* [Directive]
Make an exact copy of the entries, and keep any pictures out of it.

* [Dataset entries]
== == ==

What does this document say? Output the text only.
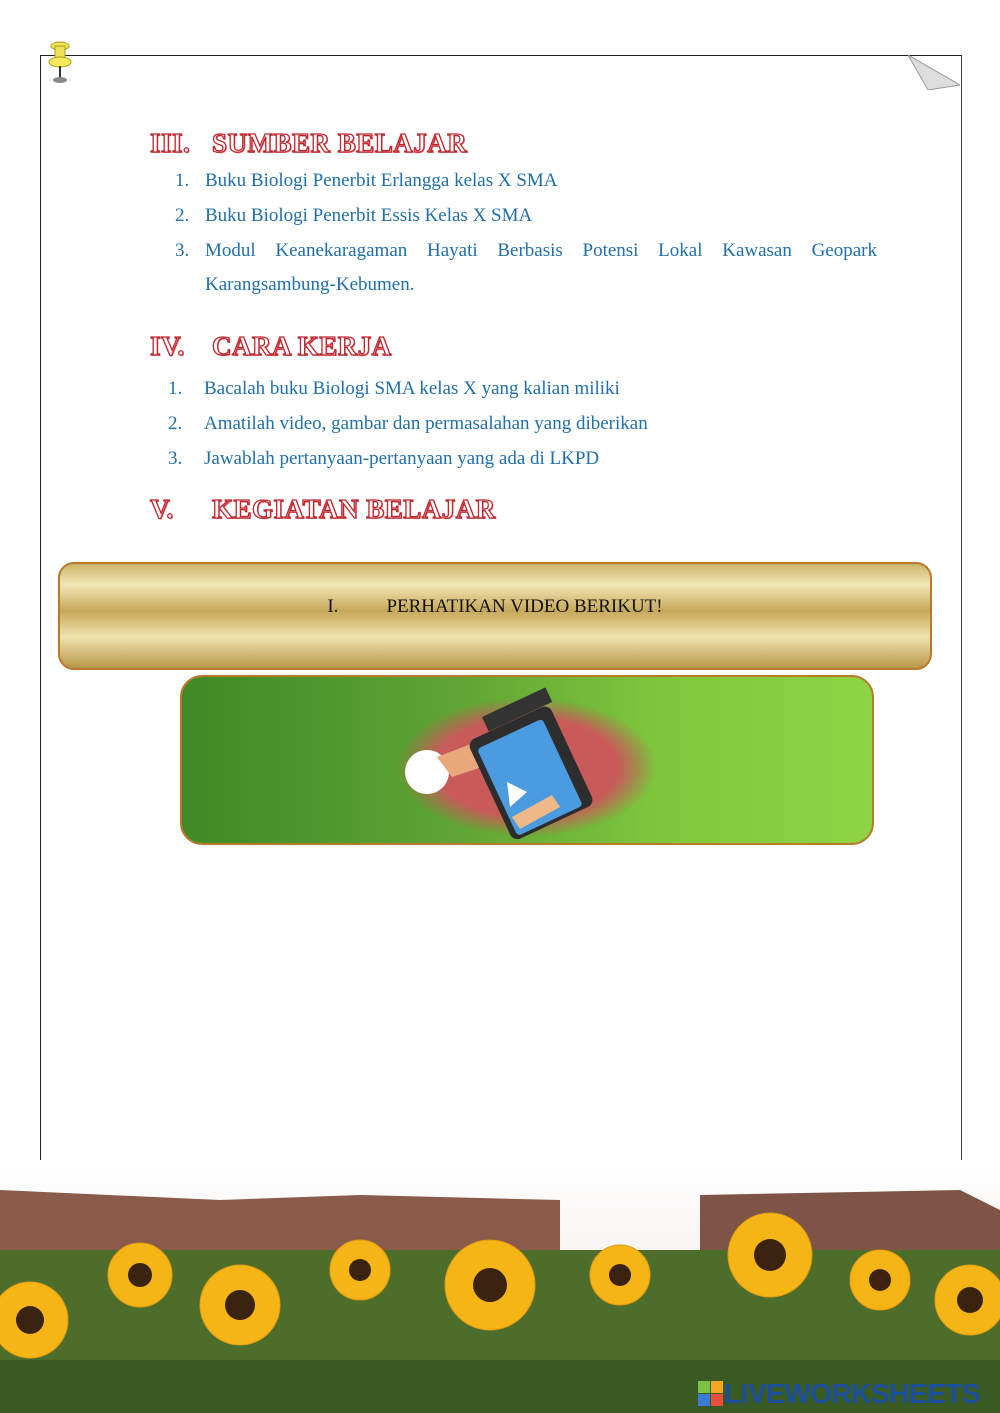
III. SUMBER BELAJAR
1. Buku Biologi Penerbit Erlangga kelas X SMA
2. Buku Biologi Penerbit Essis Kelas X SMA
3. Modul Keanekaragaman Hayati Berbasis Potensi Lokal Kawasan Geopark
Karangsambung-Kebumen.
IV. CARA KERJA
1. Bacalah buku Biologi SMA kelas X yang kalian miliki
2. Amatilah video, gambar dan permasalahan yang diberikan
3. Jawablah pertanyaan-pertanyaan yang ada di LKPD
V. KEGIATAN BELAJAR
I.	PERHATIKAN VIDEO BERIKUT!
LIVEWORKSHEETS
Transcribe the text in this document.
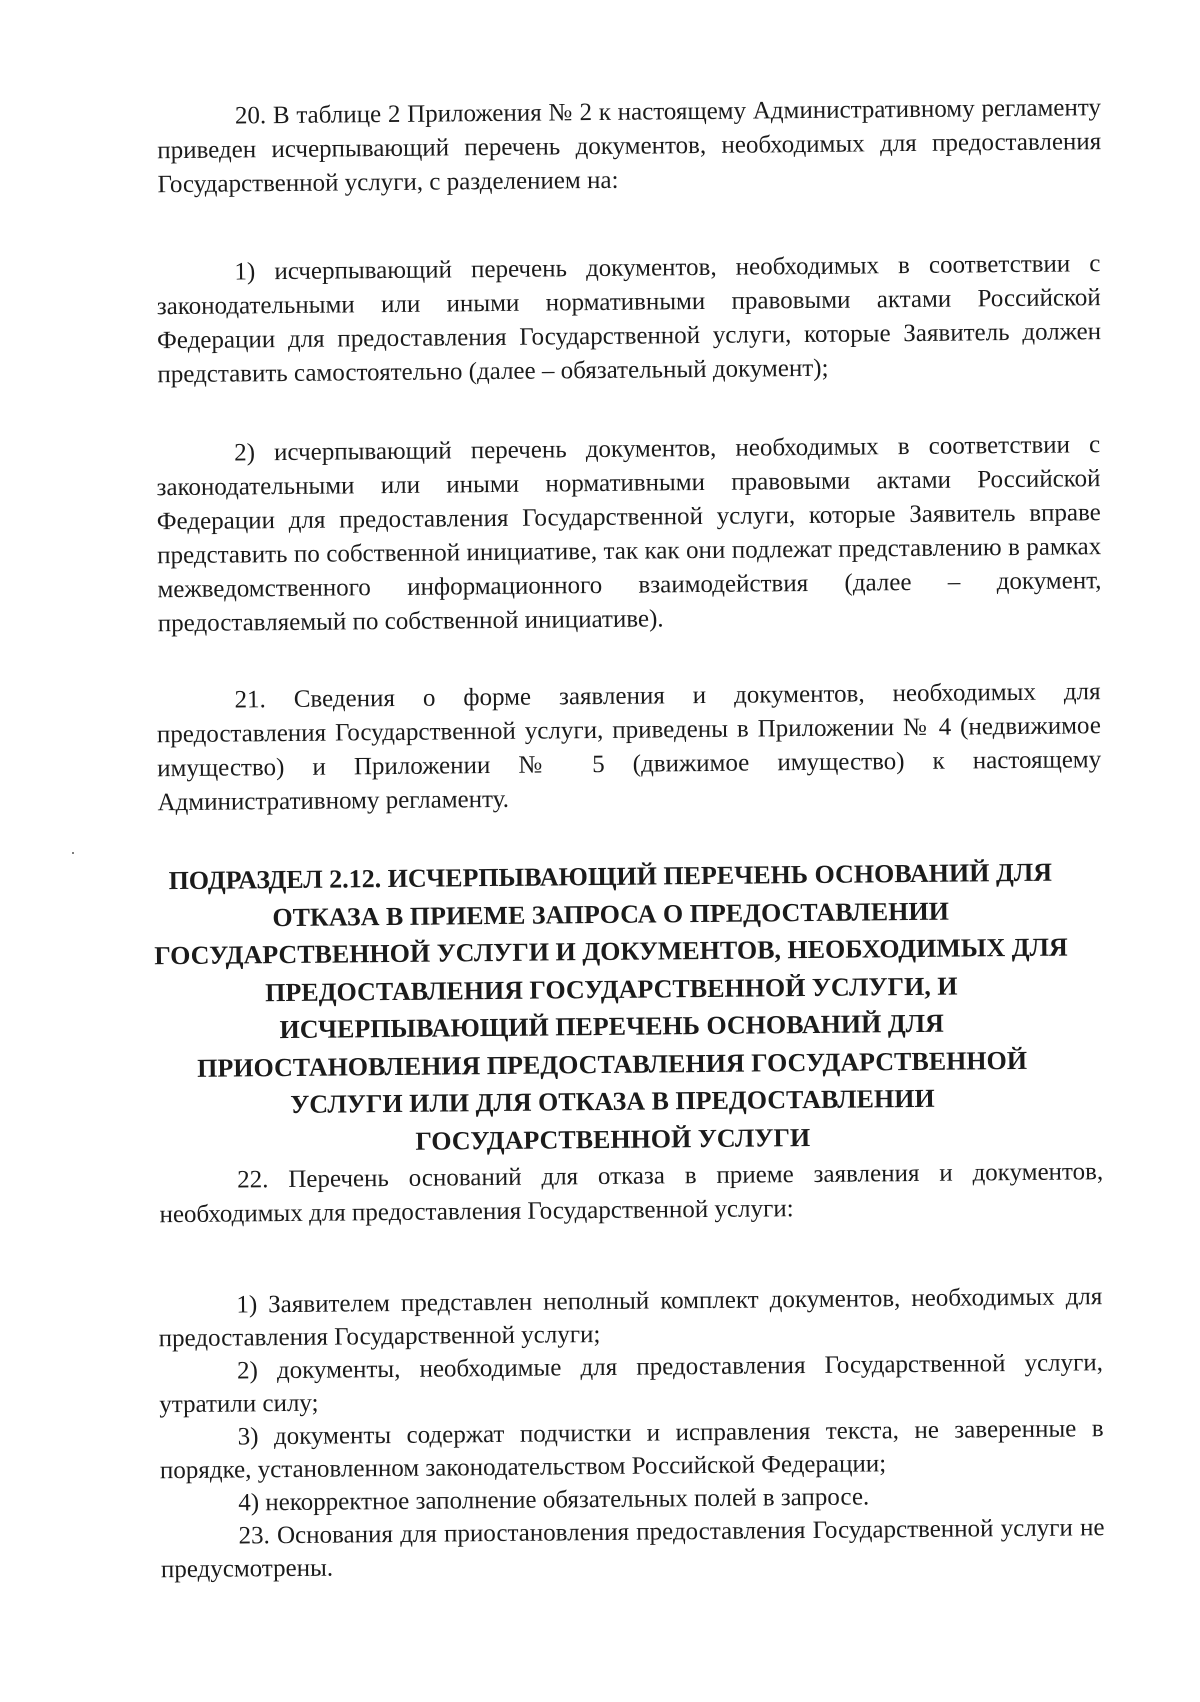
20. В таблице 2 Приложения № 2 к настоящему Административному регламенту приведен исчерпывающий перечень документов, необходимых для предоставления Государственной услуги, с разделением на:

1) исчерпывающий перечень документов, необходимых в соответствии с законодательными или иными нормативными правовыми актами Российской Федерации для предоставления Государственной услуги, которые Заявитель должен представить самостоятельно (далее – обязательный документ);

2) исчерпывающий перечень документов, необходимых в соответствии с законодательными или иными нормативными правовыми актами Российской Федерации для предоставления Государственной услуги, которые Заявитель вправе представить по собственной инициативе, так как они подлежат представлению в рамках межведомственного информационного взаимодействия (далее – документ, предоставляемый по собственной инициативе).

21. Сведения о форме заявления и документов, необходимых для предоставления Государственной услуги, приведены в Приложении № 4 (недвижимое имущество) и Приложении № 5 (движимое имущество) к настоящему Административному регламенту.

ПОДРАЗДЕЛ 2.12. ИСЧЕРПЫВАЮЩИЙ ПЕРЕЧЕНЬ ОСНОВАНИЙ ДЛЯ ОТКАЗА В ПРИЕМЕ ЗАПРОСА О ПРЕДОСТАВЛЕНИИ ГОСУДАРСТВЕННОЙ УСЛУГИ И ДОКУМЕНТОВ, НЕОБХОДИМЫХ ДЛЯ ПРЕДОСТАВЛЕНИЯ ГОСУДАРСТВЕННОЙ УСЛУГИ, И ИСЧЕРПЫВАЮЩИЙ ПЕРЕЧЕНЬ ОСНОВАНИЙ ДЛЯ ПРИОСТАНОВЛЕНИЯ ПРЕДОСТАВЛЕНИЯ ГОСУДАРСТВЕННОЙ УСЛУГИ ИЛИ ДЛЯ ОТКАЗА В ПРЕДОСТАВЛЕНИИ ГОСУДАРСТВЕННОЙ УСЛУГИ

22. Перечень оснований для отказа в приеме заявления и документов, необходимых для предоставления Государственной услуги:

1) Заявителем представлен неполный комплект документов, необходимых для предоставления Государственной услуги;

2) документы, необходимые для предоставления Государственной услуги, утратили силу;

3) документы содержат подчистки и исправления текста, не заверенные в порядке, установленном законодательством Российской Федерации;

4) некорректное заполнение обязательных полей в запросе.

23. Основания для приостановления предоставления Государственной услуги не предусмотрены.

== == ==

* [The reply]
What does this document say? Output the text only.
III. SUMBER BELAJAR
1. Buku Biologi Penerbit Erlangga kelas X SMA
2. Buku Biologi Penerbit Essis Kelas X SMA
3. Modul Keanekaragaman Hayati Berbasis Potensi Lokal Kawasan Geopark
Karangsambung-Kebumen.
IV. CARA KERJA
1. Bacalah buku Biologi SMA kelas X yang kalian miliki
2. Amatilah video, gambar dan permasalahan yang diberikan
3. Jawablah pertanyaan-pertanyaan yang ada di LKPD
V. KEGIATAN BELAJAR
I.	PERHATIKAN VIDEO BERIKUT!
LIVEWORKSHEETS
Transcribe the text in this document.
20. В таблице 2 Приложения № 2 к настоящему Административному регламенту приведен исчерпывающий перечень документов, необходимых для предоставления Государственной услуги, с разделением на:

1) исчерпывающий перечень документов, необходимых в соответствии с законодательными или иными нормативными правовыми актами Российской Федерации для предоставления Государственной услуги, которые Заявитель должен представить самостоятельно (далее – обязательный документ);

2) исчерпывающий перечень документов, необходимых в соответствии с законодательными или иными нормативными правовыми актами Российской Федерации для предоставления Государственной услуги, которые Заявитель вправе представить по собственной инициативе, так как они подлежат представлению в рамках межведомственного информационного взаимодействия (далее – документ, предоставляемый по собственной инициативе).

21. Сведения о форме заявления и документов, необходимых для предоставления Государственной услуги, приведены в Приложении № 4 (недвижимое имущество) и Приложении № 5 (движимое имущество) к настоящему Административному регламенту.

ПОДРАЗДЕЛ 2.12. ИСЧЕРПЫВАЮЩИЙ ПЕРЕЧЕНЬ ОСНОВАНИЙ ДЛЯ ОТКАЗА В ПРИЕМЕ ЗАПРОСА О ПРЕДОСТАВЛЕНИИ ГОСУДАРСТВЕННОЙ УСЛУГИ И ДОКУМЕНТОВ, НЕОБХОДИМЫХ ДЛЯ ПРЕДОСТАВЛЕНИЯ ГОСУДАРСТВЕННОЙ УСЛУГИ, И ИСЧЕРПЫВАЮЩИЙ ПЕРЕЧЕНЬ ОСНОВАНИЙ ДЛЯ ПРИОСТАНОВЛЕНИЯ ПРЕДОСТАВЛЕНИЯ ГОСУДАРСТВЕННОЙ УСЛУГИ ИЛИ ДЛЯ ОТКАЗА В ПРЕДОСТАВЛЕНИИ ГОСУДАРСТВЕННОЙ УСЛУГИ

22. Перечень оснований для отказа в приеме заявления и документов, необходимых для предоставления Государственной услуги:

1) Заявителем представлен неполный комплект документов, необходимых для предоставления Государственной услуги;

2) документы, необходимые для предоставления Государственной услуги, утратили силу;

3) документы содержат подчистки и исправления текста, не заверенные в порядке, установленном законодательством Российской Федерации;

4) некорректное заполнение обязательных полей в запросе.

23. Основания для приостановления предоставления Государственной услуги не предусмотрены.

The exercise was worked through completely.